EXERCISE DETAILS: Render every line of the entries below as a JSON list of strings, one string per line, skipping blank lines and leaving out the pictures.
* START DATA *
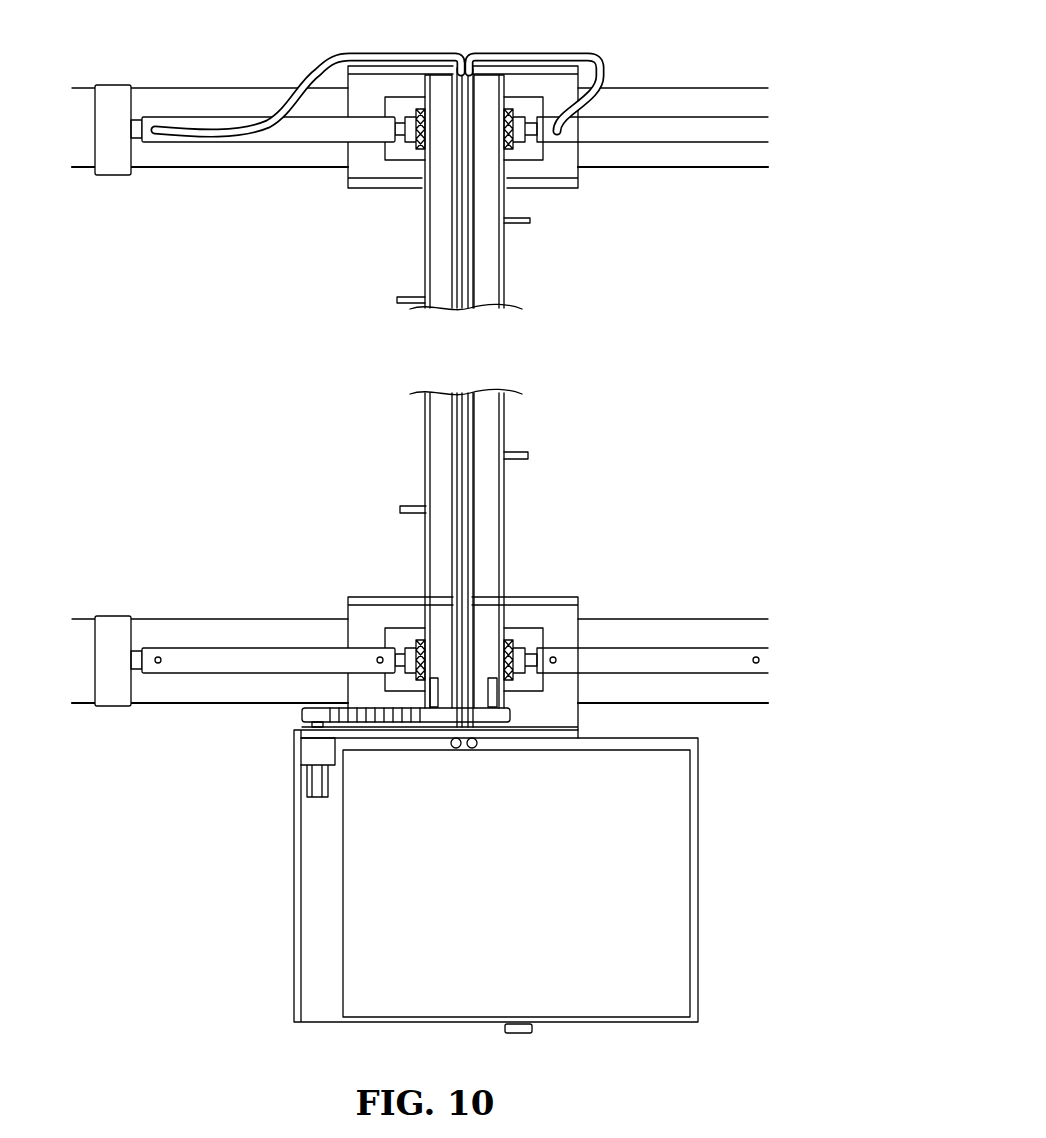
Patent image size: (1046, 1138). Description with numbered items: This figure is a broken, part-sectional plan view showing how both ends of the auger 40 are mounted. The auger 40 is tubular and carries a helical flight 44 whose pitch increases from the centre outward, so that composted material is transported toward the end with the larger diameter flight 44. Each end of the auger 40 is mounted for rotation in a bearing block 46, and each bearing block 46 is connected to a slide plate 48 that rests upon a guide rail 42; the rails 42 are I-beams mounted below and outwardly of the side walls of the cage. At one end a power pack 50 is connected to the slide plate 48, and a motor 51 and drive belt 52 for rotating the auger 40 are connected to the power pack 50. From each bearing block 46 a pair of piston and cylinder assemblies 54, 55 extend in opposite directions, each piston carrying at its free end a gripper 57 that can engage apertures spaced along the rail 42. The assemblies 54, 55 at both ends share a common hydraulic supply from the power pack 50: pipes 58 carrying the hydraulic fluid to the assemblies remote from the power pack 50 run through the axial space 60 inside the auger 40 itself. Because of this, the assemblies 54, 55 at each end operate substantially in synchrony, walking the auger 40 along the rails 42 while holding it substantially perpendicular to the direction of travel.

The auger 40 is at (430, 413).
The guide rail 42 is at (188, 153).
The flight 44 is at (387, 293).
The bearing block 46 is at (527, 152).
The slide plate 48 is at (567, 168).
The power pack 50 is at (500, 894).
The motor 51 is at (328, 830).
The drive belt 52 is at (390, 713).
The piston and cylinder assembly 54 is at (650, 128).
The piston and cylinder assembly 55 is at (308, 130).
The gripper 57 is at (110, 100).
The pipes 58 is at (313, 77).
The axial space 60 is at (487, 433).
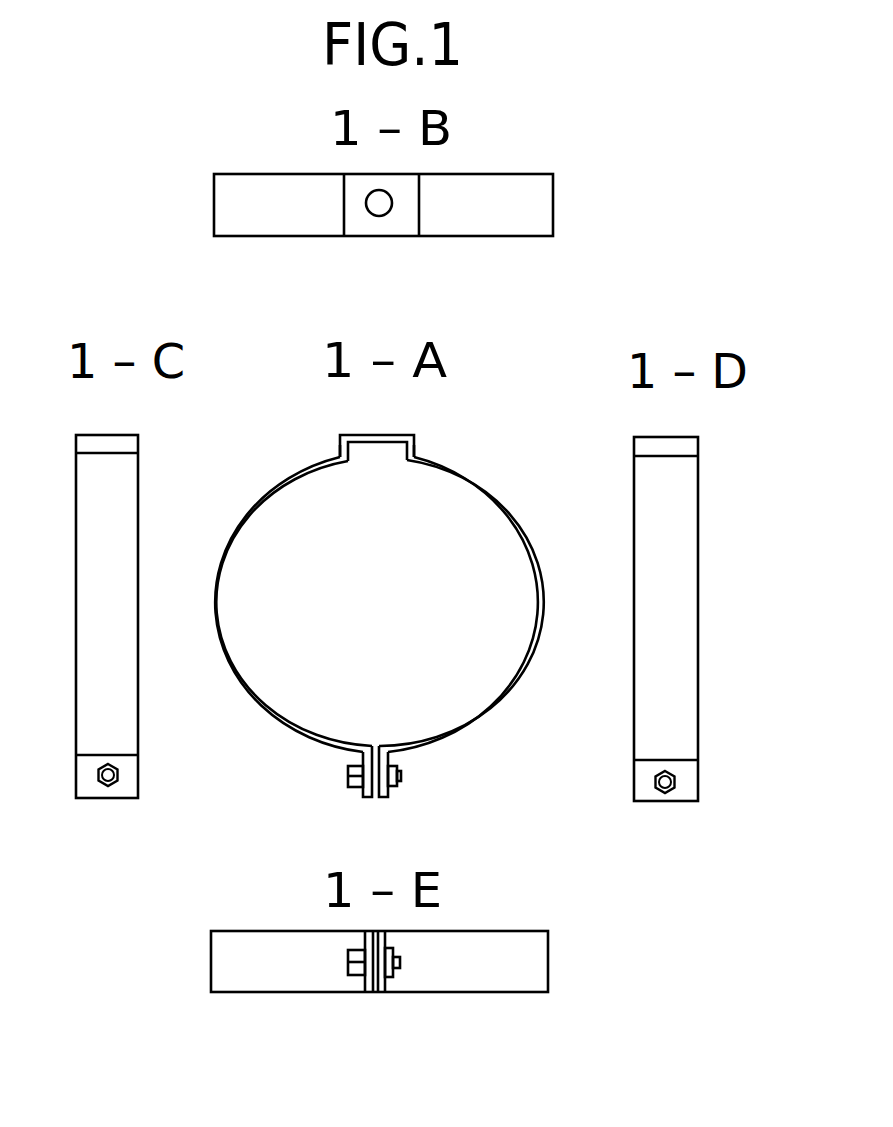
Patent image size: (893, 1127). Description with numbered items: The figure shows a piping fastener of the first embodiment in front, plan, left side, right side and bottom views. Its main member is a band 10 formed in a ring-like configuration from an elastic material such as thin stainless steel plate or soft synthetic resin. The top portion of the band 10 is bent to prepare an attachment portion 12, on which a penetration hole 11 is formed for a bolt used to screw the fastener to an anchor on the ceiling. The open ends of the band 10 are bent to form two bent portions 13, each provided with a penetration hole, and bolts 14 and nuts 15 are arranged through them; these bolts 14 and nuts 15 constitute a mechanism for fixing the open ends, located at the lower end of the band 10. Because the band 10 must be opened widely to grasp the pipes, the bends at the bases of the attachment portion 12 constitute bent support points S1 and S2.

The band 10 is at (507, 498).
The penetration hole 11 is at (384, 209).
The attachment portion 12 is at (411, 438).
The bent portion 13 is at (366, 794).
The bolt 14 is at (104, 783).
The nut 15 is at (669, 790).
The bent support point S1 is at (343, 458).
The bent support point S2 is at (411, 459).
* END DATA *
RESULT:
[
  "Patent image size: (1046, 1138). Description with numbered items: This figure is a broken, part-sectional plan view showing how both ends of the auger 40 are mounted. The auger 40 is tubular and carries a helical flight 44 whose pitch increases from the centre outward, so that composted material is transported toward the end with the larger diameter flight 44. Each end of the auger 40 is mounted for rotation in a bearing block 46, and each bearing block 46 is connected to a slide plate 48 that rests upon a guide rail 42; the rails 42 are I-beams mounted below and outwardly of the side walls of the cage. At one end a power pack 50 is connected to the slide plate 48, and a motor 51 and drive belt 52 for rotating the auger 40 are connected to the power pack 50. From each bearing block 46 a pair of piston and cylinder assemblies 54, 55 extend in opposite directions, each piston carrying at its free end a gripper 57 that can engage apertures spaced along the rail 42. The assemblies 54, 55 at both ends share a common hydraulic supply from the power pack 50: pipes 58 carrying the hydraulic fluid to the assemblies remote from the power pack 50 run through the axial space 60 inside the auger 40 itself. Because of this, the assemblies 54, 55 at each end operate substantially in synchrony, walking the auger 40 along the rails 42 while holding it substantially perpendicular to the direction of travel.",
  "The auger 40 is at (430, 413).",
  "The guide rail 42 is at (188, 153).",
  "The flight 44 is at (387, 293).",
  "The bearing block 46 is at (527, 152).",
  "The slide plate 48 is at (567, 168).",
  "The power pack 50 is at (500, 894).",
  "The motor 51 is at (328, 830).",
  "The drive belt 52 is at (390, 713).",
  "The piston and cylinder assembly 54 is at (650, 128).",
  "The piston and cylinder assembly 55 is at (308, 130).",
  "The gripper 57 is at (110, 100).",
  "The pipes 58 is at (313, 77).",
  "The axial space 60 is at (487, 433).",
  "Patent image size: (893, 1127). Description with numbered items: The figure shows a piping fastener of the first embodiment in front, plan, left side, right side and bottom views. Its main member is a band 10 formed in a ring-like configuration from an elastic material such as thin stainless steel plate or soft synthetic resin. The top portion of the band 10 is bent to prepare an attachment portion 12, on which a penetration hole 11 is formed for a bolt used to screw the fastener to an anchor on the ceiling. The open ends of the band 10 are bent to form two bent portions 13, each provided with a penetration hole, and bolts 14 and nuts 15 are arranged through them; these bolts 14 and nuts 15 constitute a mechanism for fixing the open ends, located at the lower end of the band 10. Because the band 10 must be opened widely to grasp the pipes, the bends at the bases of the attachment portion 12 constitute bent support points S1 and S2.",
  "The band 10 is at (507, 498).",
  "The penetration hole 11 is at (384, 209).",
  "The attachment portion 12 is at (411, 438).",
  "The bent portion 13 is at (366, 794).",
  "The bolt 14 is at (104, 783).",
  "The nut 15 is at (669, 790).",
  "The bent support point S1 is at (343, 458).",
  "The bent support point S2 is at (411, 459)."
]